[Records from a collection of figures]
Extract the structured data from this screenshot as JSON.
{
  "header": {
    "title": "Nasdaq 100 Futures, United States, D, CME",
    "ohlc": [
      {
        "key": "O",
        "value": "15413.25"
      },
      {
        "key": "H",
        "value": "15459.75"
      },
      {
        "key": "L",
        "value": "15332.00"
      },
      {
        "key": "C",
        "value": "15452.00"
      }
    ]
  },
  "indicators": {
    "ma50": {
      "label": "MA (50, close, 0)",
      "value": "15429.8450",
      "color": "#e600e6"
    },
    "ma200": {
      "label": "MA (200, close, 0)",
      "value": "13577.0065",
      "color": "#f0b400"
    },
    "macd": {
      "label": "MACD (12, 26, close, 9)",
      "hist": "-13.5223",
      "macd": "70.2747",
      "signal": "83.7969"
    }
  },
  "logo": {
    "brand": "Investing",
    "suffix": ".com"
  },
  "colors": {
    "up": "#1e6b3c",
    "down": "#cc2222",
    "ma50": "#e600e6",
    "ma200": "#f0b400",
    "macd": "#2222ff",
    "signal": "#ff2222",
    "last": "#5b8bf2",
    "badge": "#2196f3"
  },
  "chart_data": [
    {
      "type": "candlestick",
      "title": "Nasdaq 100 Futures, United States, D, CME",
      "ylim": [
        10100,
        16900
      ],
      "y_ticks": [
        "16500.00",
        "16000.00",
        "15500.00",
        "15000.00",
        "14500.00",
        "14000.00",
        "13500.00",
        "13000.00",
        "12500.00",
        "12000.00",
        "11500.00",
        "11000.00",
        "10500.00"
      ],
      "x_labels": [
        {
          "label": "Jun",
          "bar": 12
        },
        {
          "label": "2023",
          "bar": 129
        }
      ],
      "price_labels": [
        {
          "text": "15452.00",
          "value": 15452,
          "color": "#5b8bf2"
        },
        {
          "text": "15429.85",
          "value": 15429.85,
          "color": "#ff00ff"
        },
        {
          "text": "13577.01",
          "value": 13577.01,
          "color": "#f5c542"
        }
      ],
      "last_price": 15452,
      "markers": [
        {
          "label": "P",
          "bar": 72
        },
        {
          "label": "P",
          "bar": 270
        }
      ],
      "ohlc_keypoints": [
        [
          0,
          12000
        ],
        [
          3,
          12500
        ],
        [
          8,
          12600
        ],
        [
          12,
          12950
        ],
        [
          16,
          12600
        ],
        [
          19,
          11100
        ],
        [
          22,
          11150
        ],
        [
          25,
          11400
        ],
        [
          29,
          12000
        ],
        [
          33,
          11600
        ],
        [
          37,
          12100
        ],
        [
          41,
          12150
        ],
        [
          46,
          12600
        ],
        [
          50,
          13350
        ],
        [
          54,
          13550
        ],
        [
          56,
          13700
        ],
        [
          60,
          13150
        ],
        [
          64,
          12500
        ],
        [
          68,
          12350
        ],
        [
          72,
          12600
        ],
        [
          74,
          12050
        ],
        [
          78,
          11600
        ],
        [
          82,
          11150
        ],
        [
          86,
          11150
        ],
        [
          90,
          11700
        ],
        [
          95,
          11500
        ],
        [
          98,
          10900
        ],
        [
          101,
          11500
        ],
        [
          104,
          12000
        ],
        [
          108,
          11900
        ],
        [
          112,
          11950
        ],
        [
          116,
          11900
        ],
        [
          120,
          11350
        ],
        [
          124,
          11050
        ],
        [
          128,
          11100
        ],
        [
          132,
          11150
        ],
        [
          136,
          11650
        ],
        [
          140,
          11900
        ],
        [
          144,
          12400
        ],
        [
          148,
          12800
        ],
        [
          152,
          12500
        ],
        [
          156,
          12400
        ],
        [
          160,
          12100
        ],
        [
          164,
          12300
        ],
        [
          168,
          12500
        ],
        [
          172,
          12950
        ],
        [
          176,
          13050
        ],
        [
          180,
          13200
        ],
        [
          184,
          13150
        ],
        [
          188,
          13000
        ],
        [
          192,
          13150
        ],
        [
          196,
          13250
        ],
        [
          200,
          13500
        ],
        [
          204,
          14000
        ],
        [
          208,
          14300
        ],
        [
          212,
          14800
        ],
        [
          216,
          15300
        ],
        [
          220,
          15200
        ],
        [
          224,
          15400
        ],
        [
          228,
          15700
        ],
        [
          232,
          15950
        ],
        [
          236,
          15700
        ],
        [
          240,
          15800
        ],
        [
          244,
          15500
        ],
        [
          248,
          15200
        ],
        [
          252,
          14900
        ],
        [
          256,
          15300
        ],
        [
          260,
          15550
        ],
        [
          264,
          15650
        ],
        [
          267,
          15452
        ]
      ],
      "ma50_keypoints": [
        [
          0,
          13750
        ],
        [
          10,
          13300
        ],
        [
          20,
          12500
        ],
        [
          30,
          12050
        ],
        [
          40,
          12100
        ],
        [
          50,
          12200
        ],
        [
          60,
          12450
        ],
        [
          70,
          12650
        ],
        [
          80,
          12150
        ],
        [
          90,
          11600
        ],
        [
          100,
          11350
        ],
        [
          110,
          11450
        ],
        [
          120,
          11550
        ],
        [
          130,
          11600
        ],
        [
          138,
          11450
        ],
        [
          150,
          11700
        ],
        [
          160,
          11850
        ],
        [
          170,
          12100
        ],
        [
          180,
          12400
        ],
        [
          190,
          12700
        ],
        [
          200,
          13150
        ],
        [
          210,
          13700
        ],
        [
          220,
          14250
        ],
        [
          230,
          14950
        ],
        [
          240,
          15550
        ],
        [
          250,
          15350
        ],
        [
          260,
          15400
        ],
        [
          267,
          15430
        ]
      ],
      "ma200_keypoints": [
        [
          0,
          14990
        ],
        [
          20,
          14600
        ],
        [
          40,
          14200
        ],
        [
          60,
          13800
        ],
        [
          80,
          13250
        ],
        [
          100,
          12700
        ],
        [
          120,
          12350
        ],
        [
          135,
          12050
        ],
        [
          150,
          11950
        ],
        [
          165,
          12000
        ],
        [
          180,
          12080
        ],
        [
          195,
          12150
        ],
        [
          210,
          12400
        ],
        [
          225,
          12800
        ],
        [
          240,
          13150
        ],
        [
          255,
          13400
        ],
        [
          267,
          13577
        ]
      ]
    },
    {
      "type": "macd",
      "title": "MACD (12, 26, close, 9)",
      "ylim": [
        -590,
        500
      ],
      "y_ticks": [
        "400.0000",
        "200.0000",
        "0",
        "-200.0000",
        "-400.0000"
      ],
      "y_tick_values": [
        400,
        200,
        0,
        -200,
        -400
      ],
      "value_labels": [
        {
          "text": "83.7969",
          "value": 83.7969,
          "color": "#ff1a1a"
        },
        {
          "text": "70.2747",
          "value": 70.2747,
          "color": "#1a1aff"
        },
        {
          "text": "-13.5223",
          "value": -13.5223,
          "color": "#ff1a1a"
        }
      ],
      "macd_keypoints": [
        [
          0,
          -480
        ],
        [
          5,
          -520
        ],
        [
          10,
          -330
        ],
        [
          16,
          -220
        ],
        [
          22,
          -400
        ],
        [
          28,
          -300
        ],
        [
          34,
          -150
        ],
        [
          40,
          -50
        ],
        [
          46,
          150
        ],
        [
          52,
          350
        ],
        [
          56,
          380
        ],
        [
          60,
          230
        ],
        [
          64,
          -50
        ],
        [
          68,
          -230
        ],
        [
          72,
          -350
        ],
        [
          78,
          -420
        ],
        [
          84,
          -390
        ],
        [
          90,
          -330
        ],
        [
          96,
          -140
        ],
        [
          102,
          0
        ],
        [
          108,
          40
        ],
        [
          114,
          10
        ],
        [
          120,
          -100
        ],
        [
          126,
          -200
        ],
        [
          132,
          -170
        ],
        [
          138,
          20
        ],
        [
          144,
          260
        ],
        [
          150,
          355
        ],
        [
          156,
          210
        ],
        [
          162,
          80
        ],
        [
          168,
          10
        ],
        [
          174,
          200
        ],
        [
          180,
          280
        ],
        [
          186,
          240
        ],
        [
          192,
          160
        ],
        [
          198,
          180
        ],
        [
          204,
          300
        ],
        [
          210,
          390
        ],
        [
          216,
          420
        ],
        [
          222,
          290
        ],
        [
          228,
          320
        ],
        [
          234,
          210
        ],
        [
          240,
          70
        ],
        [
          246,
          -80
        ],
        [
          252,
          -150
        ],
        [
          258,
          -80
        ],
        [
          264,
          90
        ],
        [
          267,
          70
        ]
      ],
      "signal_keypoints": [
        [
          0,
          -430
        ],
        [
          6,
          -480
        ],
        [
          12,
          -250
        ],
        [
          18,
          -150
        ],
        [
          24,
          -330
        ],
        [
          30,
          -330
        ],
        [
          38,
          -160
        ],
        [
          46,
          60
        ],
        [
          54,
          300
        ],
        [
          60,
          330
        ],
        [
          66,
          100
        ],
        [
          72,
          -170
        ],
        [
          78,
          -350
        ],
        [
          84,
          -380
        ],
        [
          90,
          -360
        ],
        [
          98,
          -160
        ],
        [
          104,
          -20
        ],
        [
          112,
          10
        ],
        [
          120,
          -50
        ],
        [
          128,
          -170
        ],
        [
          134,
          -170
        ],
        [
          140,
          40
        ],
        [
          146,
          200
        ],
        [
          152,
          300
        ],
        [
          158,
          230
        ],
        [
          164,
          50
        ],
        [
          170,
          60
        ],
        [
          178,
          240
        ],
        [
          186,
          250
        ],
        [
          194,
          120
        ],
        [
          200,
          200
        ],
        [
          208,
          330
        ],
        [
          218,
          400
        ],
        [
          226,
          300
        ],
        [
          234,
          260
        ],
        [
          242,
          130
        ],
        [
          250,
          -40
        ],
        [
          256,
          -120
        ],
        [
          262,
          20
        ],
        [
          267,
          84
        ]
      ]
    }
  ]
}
==
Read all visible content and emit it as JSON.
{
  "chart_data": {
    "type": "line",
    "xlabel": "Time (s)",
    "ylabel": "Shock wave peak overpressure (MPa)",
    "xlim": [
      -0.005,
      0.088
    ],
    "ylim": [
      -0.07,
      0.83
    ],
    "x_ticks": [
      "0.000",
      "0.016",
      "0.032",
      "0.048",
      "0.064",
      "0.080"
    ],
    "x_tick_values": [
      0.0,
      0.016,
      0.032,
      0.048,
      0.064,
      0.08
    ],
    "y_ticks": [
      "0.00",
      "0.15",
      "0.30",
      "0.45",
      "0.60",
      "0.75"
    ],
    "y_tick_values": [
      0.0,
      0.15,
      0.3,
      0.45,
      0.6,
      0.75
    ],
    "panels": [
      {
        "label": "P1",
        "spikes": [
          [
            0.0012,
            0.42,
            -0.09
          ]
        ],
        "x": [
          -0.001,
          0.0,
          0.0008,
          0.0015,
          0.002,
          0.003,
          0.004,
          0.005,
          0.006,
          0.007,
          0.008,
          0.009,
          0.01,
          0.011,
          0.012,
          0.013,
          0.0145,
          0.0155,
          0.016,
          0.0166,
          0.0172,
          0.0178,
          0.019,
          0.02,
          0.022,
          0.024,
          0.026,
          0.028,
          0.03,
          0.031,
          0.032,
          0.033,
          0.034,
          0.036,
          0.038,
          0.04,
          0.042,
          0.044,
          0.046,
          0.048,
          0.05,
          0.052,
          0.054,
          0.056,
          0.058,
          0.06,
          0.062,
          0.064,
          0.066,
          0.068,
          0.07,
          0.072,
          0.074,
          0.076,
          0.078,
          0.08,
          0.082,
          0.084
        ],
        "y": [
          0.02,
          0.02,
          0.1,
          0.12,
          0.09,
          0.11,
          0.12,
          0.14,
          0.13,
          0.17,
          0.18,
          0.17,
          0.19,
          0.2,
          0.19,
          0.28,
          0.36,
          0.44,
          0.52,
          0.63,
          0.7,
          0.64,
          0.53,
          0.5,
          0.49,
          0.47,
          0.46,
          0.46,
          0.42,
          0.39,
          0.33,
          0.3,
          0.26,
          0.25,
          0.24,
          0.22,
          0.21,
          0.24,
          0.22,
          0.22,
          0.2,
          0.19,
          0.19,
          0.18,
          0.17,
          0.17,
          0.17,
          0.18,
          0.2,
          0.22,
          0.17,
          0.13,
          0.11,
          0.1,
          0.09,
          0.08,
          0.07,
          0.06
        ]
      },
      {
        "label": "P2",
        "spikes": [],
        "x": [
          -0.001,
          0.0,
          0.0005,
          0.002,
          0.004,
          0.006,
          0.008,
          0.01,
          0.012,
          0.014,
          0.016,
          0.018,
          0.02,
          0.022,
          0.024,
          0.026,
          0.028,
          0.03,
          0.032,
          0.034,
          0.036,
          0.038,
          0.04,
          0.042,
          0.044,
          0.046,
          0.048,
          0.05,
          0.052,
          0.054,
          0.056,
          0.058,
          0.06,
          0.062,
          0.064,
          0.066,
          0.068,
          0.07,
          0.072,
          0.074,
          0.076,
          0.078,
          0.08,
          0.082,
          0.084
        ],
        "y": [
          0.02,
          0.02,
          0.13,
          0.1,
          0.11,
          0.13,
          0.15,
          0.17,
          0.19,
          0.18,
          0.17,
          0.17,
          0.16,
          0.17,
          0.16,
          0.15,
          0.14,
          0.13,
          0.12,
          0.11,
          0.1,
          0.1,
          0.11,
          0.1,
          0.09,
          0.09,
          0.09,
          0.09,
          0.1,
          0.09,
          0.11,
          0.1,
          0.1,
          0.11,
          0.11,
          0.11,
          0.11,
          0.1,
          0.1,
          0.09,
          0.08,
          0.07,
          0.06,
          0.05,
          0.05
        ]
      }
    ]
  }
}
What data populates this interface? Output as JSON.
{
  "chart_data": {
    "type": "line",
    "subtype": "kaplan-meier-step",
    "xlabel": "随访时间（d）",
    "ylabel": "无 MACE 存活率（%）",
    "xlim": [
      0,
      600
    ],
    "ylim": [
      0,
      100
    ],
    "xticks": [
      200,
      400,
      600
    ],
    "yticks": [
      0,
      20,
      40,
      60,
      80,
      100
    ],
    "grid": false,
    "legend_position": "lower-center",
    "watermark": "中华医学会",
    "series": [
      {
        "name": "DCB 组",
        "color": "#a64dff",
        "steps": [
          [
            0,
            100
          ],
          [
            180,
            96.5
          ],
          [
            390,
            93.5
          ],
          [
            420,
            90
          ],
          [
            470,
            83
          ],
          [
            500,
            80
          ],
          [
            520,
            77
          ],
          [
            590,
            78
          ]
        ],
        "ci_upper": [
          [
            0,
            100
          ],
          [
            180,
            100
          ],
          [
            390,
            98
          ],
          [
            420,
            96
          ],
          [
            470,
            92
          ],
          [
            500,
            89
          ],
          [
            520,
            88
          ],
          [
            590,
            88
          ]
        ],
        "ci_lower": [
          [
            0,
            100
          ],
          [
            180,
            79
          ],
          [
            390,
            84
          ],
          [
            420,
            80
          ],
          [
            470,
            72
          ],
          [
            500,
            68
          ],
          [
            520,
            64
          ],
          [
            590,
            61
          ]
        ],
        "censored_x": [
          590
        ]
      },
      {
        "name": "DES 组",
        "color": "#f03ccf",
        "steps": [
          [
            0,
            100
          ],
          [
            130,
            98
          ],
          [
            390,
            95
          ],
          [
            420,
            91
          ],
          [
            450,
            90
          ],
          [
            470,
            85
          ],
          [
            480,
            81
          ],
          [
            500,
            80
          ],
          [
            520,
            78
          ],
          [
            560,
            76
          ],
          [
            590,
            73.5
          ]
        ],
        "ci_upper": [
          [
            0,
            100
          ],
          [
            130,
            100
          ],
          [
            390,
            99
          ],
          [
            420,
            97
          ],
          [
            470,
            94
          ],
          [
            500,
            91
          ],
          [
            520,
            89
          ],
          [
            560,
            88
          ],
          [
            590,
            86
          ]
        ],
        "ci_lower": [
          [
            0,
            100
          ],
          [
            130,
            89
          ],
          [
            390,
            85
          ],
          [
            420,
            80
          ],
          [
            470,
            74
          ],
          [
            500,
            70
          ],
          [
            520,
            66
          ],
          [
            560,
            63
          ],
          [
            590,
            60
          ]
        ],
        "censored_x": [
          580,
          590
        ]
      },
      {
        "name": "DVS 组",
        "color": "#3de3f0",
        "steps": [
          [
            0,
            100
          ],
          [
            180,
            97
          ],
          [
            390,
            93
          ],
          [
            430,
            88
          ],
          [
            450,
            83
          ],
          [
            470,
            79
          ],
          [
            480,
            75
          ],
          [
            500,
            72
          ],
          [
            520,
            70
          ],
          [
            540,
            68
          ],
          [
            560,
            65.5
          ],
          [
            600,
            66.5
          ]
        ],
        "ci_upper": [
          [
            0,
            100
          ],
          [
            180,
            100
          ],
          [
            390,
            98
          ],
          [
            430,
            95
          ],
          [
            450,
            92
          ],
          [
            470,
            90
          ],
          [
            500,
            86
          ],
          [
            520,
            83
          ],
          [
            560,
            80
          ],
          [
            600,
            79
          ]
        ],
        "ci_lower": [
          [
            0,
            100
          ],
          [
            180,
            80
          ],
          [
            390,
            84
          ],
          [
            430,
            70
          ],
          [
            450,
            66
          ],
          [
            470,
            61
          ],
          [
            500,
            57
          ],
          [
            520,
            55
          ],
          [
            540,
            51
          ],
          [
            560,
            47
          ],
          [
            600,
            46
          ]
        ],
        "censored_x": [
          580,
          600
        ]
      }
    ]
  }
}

> **INSTRUCTION**
Gather each line from the listing above that holds "title".

> **THE RESPONSE**
    "title": "Nasdaq 100 Futures, United States, D, CME",
      "title": "Nasdaq 100 Futures, United States, D, CME",
      "title": "MACD (12, 26, close, 9)",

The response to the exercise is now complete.